=== Exercise goal ===
In the listing below, count each line containing "adjustment" and answer with the count only.

=== Extracted information ===
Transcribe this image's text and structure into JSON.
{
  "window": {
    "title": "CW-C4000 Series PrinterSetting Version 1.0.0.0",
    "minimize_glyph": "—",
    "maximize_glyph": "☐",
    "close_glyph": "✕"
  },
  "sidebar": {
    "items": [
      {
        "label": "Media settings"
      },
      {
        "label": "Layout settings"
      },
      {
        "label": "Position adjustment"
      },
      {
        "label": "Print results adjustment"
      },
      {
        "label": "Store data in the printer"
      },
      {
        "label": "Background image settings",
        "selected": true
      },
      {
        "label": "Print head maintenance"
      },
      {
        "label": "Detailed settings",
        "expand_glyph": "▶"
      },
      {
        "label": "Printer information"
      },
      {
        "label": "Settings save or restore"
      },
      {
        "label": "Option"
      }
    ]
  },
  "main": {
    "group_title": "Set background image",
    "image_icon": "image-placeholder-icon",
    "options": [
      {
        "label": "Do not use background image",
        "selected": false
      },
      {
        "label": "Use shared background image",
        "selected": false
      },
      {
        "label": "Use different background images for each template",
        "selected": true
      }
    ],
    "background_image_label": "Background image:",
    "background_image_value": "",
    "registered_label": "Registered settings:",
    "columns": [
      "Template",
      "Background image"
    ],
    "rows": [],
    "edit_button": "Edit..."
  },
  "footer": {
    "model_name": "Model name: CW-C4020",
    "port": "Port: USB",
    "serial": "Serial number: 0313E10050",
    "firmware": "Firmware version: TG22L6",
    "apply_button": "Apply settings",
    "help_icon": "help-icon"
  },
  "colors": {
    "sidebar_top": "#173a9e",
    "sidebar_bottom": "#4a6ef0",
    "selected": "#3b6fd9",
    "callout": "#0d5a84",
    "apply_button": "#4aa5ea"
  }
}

=== Final answer ===
2